===== Provided entries

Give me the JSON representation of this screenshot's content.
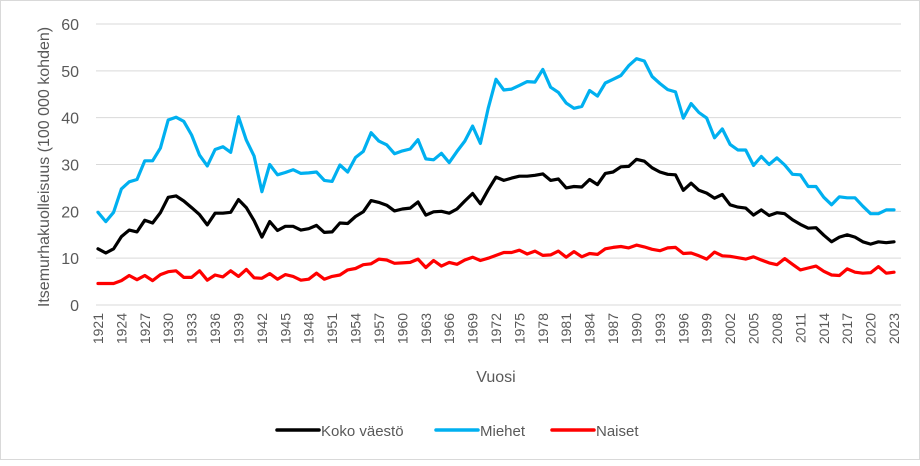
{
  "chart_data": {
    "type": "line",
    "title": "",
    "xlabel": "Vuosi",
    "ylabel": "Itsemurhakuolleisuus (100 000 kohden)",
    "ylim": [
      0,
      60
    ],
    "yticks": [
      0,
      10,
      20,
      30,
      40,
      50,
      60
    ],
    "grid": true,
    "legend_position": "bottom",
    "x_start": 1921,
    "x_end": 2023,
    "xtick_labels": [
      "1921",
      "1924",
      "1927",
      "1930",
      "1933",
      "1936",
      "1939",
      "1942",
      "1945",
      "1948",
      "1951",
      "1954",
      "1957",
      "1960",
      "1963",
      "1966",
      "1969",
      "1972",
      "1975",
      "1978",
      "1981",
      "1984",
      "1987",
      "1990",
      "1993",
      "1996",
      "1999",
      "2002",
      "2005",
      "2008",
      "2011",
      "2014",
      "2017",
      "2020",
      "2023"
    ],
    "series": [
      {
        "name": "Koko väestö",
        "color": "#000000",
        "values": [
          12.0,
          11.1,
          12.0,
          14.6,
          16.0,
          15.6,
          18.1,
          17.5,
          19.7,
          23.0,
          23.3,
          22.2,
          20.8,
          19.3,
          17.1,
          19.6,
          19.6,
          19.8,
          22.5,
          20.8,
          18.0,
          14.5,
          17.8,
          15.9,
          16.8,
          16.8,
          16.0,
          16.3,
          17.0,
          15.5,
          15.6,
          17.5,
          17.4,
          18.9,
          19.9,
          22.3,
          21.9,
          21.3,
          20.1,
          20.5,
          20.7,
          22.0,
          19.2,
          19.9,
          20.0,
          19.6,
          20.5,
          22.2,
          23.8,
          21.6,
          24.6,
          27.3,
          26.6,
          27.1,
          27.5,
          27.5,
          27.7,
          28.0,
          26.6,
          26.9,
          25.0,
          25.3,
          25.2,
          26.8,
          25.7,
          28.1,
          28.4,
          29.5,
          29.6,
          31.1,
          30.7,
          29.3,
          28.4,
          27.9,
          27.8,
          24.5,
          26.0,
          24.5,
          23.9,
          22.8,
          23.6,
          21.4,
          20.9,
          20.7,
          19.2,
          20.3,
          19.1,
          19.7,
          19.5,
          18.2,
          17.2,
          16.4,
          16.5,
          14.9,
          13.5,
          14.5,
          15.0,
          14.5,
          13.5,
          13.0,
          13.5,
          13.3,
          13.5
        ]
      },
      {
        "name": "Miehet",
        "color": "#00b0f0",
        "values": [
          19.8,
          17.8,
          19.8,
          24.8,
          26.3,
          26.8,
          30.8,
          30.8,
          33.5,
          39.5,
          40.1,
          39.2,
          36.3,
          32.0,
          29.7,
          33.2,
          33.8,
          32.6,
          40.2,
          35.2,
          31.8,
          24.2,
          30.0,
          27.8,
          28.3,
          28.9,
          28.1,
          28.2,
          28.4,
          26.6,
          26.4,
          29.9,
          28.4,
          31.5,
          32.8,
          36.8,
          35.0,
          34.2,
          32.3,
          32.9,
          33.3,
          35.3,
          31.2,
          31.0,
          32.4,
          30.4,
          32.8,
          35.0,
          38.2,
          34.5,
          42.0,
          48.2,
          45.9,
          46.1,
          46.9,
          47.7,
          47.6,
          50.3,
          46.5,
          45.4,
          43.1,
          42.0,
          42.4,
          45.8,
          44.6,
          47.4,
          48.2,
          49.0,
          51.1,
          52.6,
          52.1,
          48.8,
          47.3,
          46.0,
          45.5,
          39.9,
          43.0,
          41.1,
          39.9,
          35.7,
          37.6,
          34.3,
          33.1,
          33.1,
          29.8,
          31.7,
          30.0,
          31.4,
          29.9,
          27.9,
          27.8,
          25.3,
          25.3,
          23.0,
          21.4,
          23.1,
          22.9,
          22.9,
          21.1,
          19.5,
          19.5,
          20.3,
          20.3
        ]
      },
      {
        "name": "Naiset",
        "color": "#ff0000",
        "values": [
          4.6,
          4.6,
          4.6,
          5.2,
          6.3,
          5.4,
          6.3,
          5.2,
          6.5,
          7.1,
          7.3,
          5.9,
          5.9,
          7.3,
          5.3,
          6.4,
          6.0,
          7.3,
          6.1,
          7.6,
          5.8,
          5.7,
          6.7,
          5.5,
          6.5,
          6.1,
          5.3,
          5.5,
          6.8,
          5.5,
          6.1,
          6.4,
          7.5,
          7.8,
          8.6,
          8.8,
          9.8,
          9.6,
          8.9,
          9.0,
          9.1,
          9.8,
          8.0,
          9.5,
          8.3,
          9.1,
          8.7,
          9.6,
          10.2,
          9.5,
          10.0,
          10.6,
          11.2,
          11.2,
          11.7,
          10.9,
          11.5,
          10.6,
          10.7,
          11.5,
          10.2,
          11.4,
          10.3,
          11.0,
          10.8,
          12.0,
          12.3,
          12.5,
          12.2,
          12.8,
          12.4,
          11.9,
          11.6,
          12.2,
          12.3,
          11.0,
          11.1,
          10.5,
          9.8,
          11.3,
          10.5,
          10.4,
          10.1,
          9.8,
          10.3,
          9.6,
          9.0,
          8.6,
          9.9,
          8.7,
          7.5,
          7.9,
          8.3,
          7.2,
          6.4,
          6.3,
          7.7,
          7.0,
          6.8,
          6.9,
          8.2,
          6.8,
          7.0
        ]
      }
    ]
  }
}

==========
===== Provided entries

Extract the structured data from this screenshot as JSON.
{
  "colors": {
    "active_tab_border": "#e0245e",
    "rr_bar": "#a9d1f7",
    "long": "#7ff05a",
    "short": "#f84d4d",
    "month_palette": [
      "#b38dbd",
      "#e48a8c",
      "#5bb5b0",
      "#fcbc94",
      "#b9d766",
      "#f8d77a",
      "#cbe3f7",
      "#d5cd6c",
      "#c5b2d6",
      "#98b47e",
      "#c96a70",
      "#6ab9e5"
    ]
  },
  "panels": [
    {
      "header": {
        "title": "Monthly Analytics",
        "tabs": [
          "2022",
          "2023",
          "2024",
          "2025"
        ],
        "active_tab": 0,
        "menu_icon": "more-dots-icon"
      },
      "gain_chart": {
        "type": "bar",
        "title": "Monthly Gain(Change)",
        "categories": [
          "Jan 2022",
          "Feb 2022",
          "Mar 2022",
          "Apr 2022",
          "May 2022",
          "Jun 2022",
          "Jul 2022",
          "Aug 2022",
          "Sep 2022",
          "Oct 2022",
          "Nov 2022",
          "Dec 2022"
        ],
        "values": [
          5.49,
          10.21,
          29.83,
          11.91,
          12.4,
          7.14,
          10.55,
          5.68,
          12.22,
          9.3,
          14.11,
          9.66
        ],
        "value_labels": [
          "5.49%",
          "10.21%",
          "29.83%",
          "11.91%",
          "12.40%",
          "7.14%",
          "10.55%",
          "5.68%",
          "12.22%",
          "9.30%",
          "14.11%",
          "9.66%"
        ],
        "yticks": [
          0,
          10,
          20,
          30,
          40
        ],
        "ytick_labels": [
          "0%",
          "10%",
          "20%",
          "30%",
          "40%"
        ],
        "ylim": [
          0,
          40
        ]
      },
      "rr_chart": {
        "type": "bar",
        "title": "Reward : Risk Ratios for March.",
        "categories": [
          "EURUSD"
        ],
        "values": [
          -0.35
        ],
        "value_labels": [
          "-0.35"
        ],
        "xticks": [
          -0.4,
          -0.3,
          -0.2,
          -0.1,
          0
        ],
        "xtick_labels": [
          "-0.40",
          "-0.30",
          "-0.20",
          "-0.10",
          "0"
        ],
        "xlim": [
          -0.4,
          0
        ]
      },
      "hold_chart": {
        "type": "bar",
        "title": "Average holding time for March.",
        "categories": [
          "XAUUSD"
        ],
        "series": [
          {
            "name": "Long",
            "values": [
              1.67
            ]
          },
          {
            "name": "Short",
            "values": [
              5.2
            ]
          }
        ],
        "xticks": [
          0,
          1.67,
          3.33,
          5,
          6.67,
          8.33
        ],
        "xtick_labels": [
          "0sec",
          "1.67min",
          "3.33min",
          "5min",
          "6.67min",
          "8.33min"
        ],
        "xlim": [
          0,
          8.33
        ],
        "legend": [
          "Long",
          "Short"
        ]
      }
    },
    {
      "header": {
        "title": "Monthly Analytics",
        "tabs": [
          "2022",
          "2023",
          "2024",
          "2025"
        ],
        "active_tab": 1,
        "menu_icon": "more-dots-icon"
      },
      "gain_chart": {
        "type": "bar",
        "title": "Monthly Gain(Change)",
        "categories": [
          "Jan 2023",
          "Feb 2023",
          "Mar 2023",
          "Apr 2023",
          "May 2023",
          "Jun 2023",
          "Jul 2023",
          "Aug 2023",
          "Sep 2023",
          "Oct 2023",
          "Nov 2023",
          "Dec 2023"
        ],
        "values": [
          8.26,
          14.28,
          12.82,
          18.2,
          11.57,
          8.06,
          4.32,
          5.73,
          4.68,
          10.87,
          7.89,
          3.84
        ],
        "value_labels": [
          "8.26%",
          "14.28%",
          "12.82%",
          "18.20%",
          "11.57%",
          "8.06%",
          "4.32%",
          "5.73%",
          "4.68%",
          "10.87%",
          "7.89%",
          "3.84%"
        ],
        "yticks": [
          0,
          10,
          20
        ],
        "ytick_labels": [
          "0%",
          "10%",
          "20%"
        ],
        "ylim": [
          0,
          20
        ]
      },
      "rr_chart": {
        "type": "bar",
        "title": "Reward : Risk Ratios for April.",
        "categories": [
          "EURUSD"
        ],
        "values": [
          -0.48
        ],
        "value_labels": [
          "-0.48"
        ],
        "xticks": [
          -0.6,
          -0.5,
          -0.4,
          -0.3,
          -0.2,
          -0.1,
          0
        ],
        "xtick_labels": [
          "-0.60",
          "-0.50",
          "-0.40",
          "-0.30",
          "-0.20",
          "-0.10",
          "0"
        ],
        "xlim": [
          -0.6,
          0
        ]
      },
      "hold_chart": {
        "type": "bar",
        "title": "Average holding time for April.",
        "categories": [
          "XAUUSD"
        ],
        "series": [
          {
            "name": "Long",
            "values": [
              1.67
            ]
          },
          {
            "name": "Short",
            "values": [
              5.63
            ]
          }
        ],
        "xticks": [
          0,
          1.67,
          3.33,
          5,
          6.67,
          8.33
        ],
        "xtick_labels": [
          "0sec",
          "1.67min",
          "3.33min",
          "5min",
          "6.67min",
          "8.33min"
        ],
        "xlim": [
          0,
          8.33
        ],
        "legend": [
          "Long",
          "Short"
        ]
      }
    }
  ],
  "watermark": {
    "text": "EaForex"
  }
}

==========
===== Provided entries

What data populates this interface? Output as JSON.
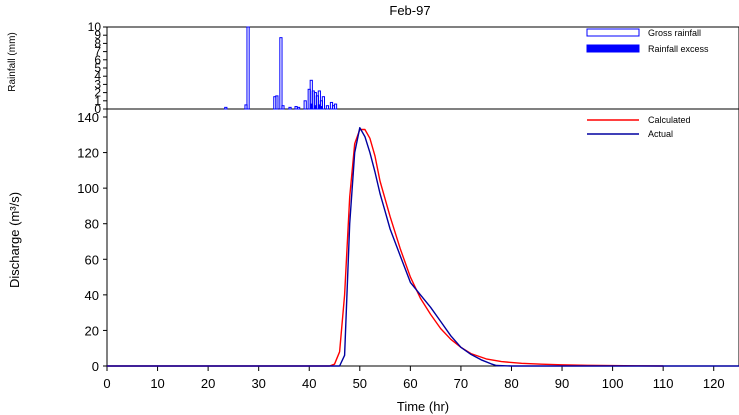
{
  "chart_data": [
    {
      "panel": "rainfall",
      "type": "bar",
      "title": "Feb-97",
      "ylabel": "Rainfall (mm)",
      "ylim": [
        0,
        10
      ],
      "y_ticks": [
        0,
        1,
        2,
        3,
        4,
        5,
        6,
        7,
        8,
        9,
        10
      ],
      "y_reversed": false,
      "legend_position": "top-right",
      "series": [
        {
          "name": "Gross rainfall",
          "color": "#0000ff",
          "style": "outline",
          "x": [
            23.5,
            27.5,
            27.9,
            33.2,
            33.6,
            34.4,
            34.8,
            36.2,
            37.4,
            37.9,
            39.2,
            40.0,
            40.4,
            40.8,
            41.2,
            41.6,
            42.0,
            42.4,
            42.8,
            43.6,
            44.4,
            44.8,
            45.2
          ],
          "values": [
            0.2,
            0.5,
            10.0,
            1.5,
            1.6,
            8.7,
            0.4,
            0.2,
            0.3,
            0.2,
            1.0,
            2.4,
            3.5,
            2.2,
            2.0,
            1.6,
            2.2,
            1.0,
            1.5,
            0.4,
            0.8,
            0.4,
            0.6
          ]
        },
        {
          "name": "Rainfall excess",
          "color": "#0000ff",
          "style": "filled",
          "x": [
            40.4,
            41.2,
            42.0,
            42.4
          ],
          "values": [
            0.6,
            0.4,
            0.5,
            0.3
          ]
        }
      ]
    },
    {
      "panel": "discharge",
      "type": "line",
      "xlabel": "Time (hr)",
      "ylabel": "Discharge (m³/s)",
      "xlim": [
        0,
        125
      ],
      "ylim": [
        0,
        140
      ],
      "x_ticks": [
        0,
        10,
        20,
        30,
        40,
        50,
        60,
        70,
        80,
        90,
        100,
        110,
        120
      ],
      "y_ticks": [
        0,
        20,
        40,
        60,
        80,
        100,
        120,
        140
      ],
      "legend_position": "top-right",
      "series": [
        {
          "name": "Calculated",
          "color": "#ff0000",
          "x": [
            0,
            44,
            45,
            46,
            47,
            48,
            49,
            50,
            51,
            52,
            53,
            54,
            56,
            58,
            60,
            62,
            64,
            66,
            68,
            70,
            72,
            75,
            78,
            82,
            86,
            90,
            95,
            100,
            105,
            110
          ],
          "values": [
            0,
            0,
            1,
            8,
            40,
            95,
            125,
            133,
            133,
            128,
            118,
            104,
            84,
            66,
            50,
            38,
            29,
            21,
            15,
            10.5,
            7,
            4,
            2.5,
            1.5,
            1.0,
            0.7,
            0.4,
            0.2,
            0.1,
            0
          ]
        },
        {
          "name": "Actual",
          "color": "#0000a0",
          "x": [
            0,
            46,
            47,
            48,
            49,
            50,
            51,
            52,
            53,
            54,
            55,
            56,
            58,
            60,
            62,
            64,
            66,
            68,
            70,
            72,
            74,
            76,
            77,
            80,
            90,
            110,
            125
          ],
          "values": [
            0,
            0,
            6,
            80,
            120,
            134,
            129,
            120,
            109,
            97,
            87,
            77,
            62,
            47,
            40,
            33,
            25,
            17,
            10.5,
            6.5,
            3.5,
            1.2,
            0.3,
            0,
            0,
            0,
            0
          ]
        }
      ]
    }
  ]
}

==========

→ **Do this**: Of the lines in the entries above, how many include "Risk"? Only the number should be given.

→ **Response below**: 2